** START **
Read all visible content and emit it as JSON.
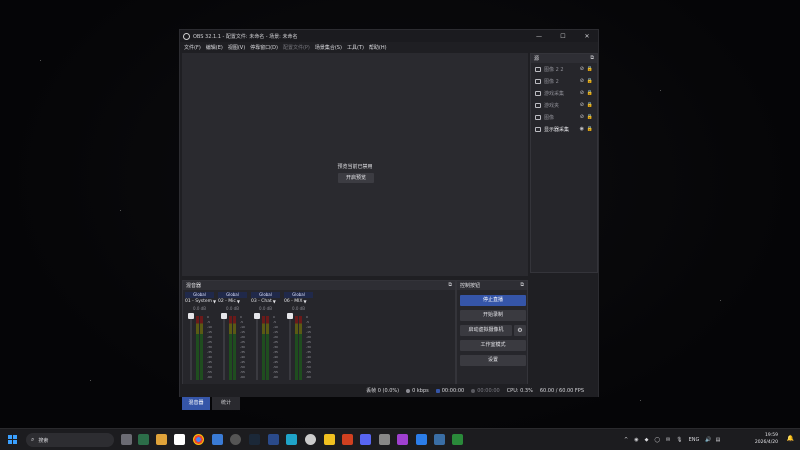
{
  "window": {
    "title": "OBS 32.1.1 - 配置文件: 未命名 - 场景: 未命名",
    "controls": {
      "minimize": "—",
      "maximize": "☐",
      "close": "✕"
    }
  },
  "menu": [
    {
      "label": "文件(F)",
      "disabled": false
    },
    {
      "label": "编辑(E)",
      "disabled": false
    },
    {
      "label": "视图(V)",
      "disabled": false
    },
    {
      "label": "停靠窗口(D)",
      "disabled": false
    },
    {
      "label": "配置文件(P)",
      "disabled": true
    },
    {
      "label": "场景集合(S)",
      "disabled": false
    },
    {
      "label": "工具(T)",
      "disabled": false
    },
    {
      "label": "帮助(H)",
      "disabled": false
    }
  ],
  "preview": {
    "message": "预览当前已禁用",
    "enable_button": "开启预览"
  },
  "sources": {
    "header": "源",
    "items": [
      {
        "label": "图像 2 2",
        "active": false
      },
      {
        "label": "图像 2",
        "active": false
      },
      {
        "label": "游戏采集",
        "active": false
      },
      {
        "label": "游戏夹",
        "active": false
      },
      {
        "label": "图像",
        "active": false
      },
      {
        "label": "显示器采集",
        "active": true
      }
    ]
  },
  "mixer": {
    "header": "混音器",
    "channels": [
      {
        "scope": "Global",
        "name": "01 - System",
        "db": "0.0 dB"
      },
      {
        "scope": "Global",
        "name": "02 - Mic",
        "db": "0.0 dB"
      },
      {
        "scope": "Global",
        "name": "03 - Chat",
        "db": "0.0 dB"
      },
      {
        "scope": "Global",
        "name": "06 - MIX",
        "db": "0.0 dB"
      }
    ],
    "scale": [
      "0",
      "-5",
      "-10",
      "-15",
      "-20",
      "-25",
      "-30",
      "-35",
      "-40",
      "-45",
      "-50",
      "-55",
      "-60"
    ],
    "tabs": [
      {
        "label": "混音器",
        "active": true
      },
      {
        "label": "统计",
        "active": false
      }
    ]
  },
  "controls": {
    "header": "控制按钮",
    "stop_stream": "停止直播",
    "start_record": "开始录制",
    "virtual_camera": "启动虚拟摄像机",
    "studio_mode": "工作室模式",
    "settings": "设置"
  },
  "statusbar": {
    "dropped_frames": "丢帧 0 (0.0%)",
    "bitrate": "0 kbps",
    "stream_time": "00:00:00",
    "record_time": "00:00:00",
    "cpu": "CPU: 0.3%",
    "fps": "60.00 / 60.00 FPS"
  },
  "taskbar": {
    "search_label": "搜索",
    "language": "ENG",
    "time": "19:59",
    "date": "2026/4/20"
  },
  "colors": {
    "accent": "#3555a8",
    "window_bg": "#1f1f23",
    "preview_bg": "#2a2a2f"
  }
}
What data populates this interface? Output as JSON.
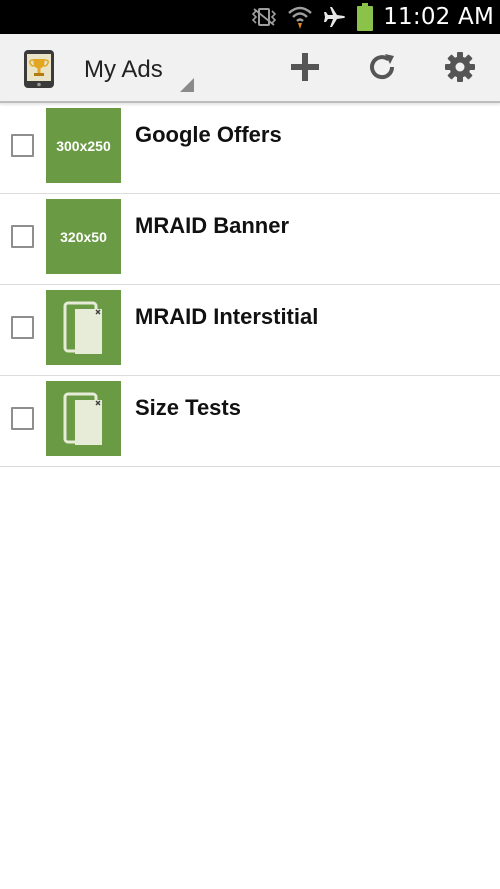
{
  "status_bar": {
    "time": "11:02 AM",
    "icons": [
      "vibrate-icon",
      "wifi-icon",
      "airplane-icon",
      "battery-icon"
    ]
  },
  "action_bar": {
    "title": "My Ads",
    "actions": [
      "add-icon",
      "refresh-icon",
      "settings-icon"
    ]
  },
  "ads": [
    {
      "name": "Google Offers",
      "thumb_type": "size",
      "thumb_label": "300x250",
      "checked": false
    },
    {
      "name": "MRAID Banner",
      "thumb_type": "size",
      "thumb_label": "320x50",
      "checked": false
    },
    {
      "name": "MRAID Interstitial",
      "thumb_type": "interstitial",
      "thumb_label": "",
      "checked": false
    },
    {
      "name": "Size Tests",
      "thumb_type": "interstitial",
      "thumb_label": "",
      "checked": false
    }
  ],
  "colors": {
    "thumb_green": "#6a9a44",
    "battery_green": "#8bc34a",
    "action_icon": "#555555"
  }
}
** END **
**WHAT YOU WILL DO**. Write out again every line above exactly as given; the pictures do not belong in the copy.

**SOLUTION TO THE PROBLEM**.
Read all visible content and emit it as JSON.
{
  "window": {
    "title": "OBS 32.1.1 - 配置文件: 未命名 - 场景: 未命名",
    "controls": {
      "minimize": "—",
      "maximize": "☐",
      "close": "✕"
    }
  },
  "menu": [
    {
      "label": "文件(F)",
      "disabled": false
    },
    {
      "label": "编辑(E)",
      "disabled": false
    },
    {
      "label": "视图(V)",
      "disabled": false
    },
    {
      "label": "停靠窗口(D)",
      "disabled": false
    },
    {
      "label": "配置文件(P)",
      "disabled": true
    },
    {
      "label": "场景集合(S)",
      "disabled": false
    },
    {
      "label": "工具(T)",
      "disabled": false
    },
    {
      "label": "帮助(H)",
      "disabled": false
    }
  ],
  "preview": {
    "message": "预览当前已禁用",
    "enable_button": "开启预览"
  },
  "sources": {
    "header": "源",
    "items": [
      {
        "label": "图像 2 2",
        "active": false
      },
      {
        "label": "图像 2",
        "active": false
      },
      {
        "label": "游戏采集",
        "active": false
      },
      {
        "label": "游戏夹",
        "active": false
      },
      {
        "label": "图像",
        "active": false
      },
      {
        "label": "显示器采集",
        "active": true
      }
    ]
  },
  "mixer": {
    "header": "混音器",
    "channels": [
      {
        "scope": "Global",
        "name": "01 - System",
        "db": "0.0 dB"
      },
      {
        "scope": "Global",
        "name": "02 - Mic",
        "db": "0.0 dB"
      },
      {
        "scope": "Global",
        "name": "03 - Chat",
        "db": "0.0 dB"
      },
      {
        "scope": "Global",
        "name": "06 - MIX",
        "db": "0.0 dB"
      }
    ],
    "scale": [
      "0",
      "-5",
      "-10",
      "-15",
      "-20",
      "-25",
      "-30",
      "-35",
      "-40",
      "-45",
      "-50",
      "-55",
      "-60"
    ],
    "tabs": [
      {
        "label": "混音器",
        "active": true
      },
      {
        "label": "统计",
        "active": false
      }
    ]
  },
  "controls": {
    "header": "控制按钮",
    "stop_stream": "停止直播",
    "start_record": "开始录制",
    "virtual_camera": "启动虚拟摄像机",
    "studio_mode": "工作室模式",
    "settings": "设置"
  },
  "statusbar": {
    "dropped_frames": "丢帧 0 (0.0%)",
    "bitrate": "0 kbps",
    "stream_time": "00:00:00",
    "record_time": "00:00:00",
    "cpu": "CPU: 0.3%",
    "fps": "60.00 / 60.00 FPS"
  },
  "taskbar": {
    "search_label": "搜索",
    "language": "ENG",
    "time": "19:59",
    "date": "2026/4/20"
  },
  "colors": {
    "accent": "#3555a8",
    "window_bg": "#1f1f23",
    "preview_bg": "#2a2a2f"
  }
}
What data populates this interface? Output as JSON.
{
  "status_bar": {
    "time": "11:02 AM",
    "icons": [
      "vibrate-icon",
      "wifi-icon",
      "airplane-icon",
      "battery-icon"
    ]
  },
  "action_bar": {
    "title": "My Ads",
    "actions": [
      "add-icon",
      "refresh-icon",
      "settings-icon"
    ]
  },
  "ads": [
    {
      "name": "Google Offers",
      "thumb_type": "size",
      "thumb_label": "300x250",
      "checked": false
    },
    {
      "name": "MRAID Banner",
      "thumb_type": "size",
      "thumb_label": "320x50",
      "checked": false
    },
    {
      "name": "MRAID Interstitial",
      "thumb_type": "interstitial",
      "thumb_label": "",
      "checked": false
    },
    {
      "name": "Size Tests",
      "thumb_type": "interstitial",
      "thumb_label": "",
      "checked": false
    }
  ],
  "colors": {
    "thumb_green": "#6a9a44",
    "battery_green": "#8bc34a",
    "action_icon": "#555555"
  }
}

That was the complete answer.